**Exercise brief:**
Find every line with the word "sich" and report how many there are, without any other text.

###

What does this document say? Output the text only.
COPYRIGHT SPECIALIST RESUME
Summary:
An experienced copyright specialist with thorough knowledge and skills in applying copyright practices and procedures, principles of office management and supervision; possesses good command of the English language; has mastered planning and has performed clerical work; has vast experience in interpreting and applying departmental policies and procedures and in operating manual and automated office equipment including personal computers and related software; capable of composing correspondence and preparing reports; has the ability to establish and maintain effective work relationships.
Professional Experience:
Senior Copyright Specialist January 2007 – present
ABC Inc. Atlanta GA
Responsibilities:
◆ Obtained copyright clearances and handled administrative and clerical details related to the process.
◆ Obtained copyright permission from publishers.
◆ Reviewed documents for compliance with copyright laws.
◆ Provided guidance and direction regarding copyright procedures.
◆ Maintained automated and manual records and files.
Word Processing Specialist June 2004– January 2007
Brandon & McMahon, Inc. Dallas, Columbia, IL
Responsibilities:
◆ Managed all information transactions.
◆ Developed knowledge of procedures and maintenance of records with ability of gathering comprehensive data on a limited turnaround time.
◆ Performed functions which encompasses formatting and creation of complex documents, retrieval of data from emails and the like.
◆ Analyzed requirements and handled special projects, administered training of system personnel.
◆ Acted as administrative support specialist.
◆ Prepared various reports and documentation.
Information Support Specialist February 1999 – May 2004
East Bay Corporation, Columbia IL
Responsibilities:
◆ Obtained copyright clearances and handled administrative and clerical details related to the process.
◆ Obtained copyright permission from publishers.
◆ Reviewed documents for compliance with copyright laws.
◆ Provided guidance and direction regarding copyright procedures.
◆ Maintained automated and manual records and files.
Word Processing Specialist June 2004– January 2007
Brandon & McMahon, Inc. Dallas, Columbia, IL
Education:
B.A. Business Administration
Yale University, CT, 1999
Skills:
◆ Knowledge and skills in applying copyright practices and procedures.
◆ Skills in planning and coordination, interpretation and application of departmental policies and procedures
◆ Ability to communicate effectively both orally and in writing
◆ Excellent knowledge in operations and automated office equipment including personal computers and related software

###

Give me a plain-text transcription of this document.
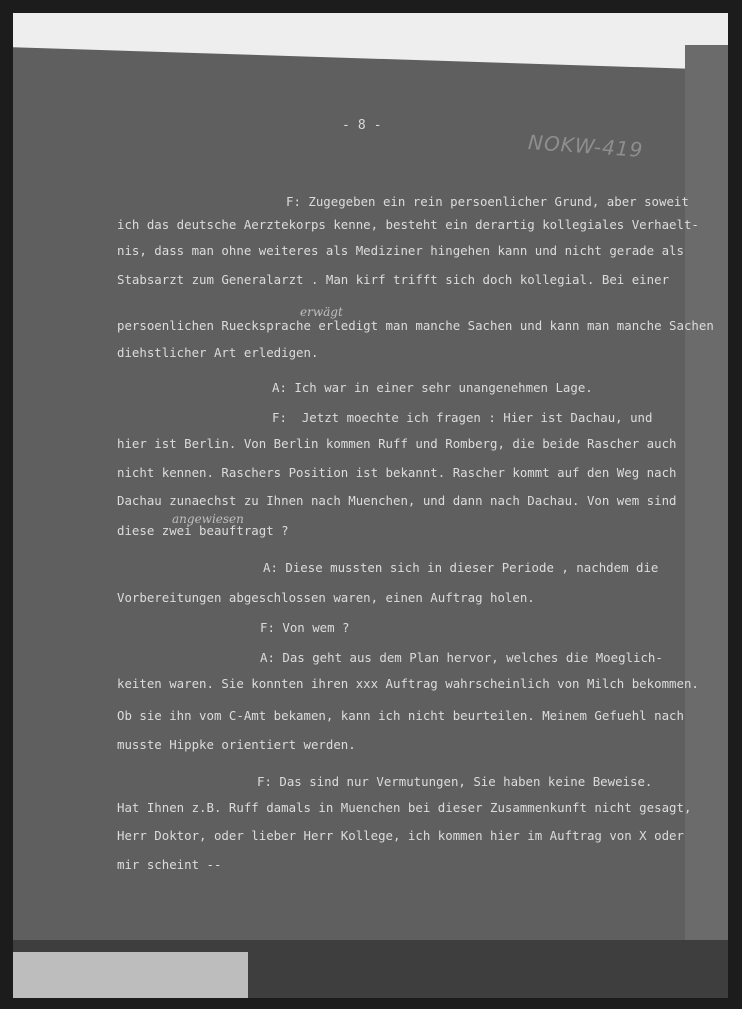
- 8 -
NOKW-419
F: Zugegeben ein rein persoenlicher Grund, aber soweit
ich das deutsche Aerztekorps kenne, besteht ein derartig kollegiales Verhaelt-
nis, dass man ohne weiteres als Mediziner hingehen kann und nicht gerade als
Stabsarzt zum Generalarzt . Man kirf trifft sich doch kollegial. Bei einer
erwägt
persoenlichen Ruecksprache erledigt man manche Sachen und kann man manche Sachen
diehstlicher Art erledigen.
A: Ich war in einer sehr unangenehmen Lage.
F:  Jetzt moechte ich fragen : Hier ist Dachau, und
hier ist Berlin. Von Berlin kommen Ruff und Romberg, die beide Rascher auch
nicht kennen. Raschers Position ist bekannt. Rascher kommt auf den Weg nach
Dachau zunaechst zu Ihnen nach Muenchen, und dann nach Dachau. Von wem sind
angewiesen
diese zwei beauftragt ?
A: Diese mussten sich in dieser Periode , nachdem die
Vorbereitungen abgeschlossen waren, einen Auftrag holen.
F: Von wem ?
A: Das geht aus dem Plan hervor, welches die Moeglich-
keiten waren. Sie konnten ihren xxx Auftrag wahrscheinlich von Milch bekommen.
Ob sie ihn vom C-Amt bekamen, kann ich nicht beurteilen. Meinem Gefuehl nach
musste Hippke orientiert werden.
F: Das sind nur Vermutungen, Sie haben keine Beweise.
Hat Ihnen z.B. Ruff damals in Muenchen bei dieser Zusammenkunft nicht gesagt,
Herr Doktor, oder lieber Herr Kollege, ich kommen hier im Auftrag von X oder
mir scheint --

###

**Answer to the problem:**
2